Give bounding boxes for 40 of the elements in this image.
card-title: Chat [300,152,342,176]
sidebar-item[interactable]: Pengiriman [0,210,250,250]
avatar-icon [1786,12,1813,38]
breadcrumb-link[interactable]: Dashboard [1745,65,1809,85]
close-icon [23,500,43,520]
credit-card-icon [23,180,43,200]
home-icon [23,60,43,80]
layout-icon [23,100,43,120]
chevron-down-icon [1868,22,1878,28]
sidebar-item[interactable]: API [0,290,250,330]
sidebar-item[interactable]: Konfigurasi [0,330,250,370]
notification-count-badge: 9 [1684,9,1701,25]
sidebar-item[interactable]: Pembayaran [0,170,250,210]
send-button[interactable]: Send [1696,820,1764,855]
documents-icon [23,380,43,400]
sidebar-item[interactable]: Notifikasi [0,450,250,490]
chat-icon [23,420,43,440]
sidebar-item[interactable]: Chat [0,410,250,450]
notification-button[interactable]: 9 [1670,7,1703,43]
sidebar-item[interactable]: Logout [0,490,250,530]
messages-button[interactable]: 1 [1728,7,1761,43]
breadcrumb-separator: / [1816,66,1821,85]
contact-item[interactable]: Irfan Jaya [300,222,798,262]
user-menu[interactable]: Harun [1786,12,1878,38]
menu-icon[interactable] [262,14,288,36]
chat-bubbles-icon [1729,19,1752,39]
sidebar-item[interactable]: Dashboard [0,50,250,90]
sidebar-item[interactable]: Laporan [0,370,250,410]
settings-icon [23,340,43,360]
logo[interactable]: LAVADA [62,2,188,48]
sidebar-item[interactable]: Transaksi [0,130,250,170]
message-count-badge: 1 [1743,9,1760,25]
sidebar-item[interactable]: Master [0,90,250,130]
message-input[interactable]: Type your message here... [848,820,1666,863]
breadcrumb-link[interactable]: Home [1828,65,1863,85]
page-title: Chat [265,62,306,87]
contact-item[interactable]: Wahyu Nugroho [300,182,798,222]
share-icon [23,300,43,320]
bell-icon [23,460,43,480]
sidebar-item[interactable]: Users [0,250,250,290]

===

- _Aim_: Please count the lines in the records that contain the string "title", with case counting, and reply with the number alone.

- _The reply_: 2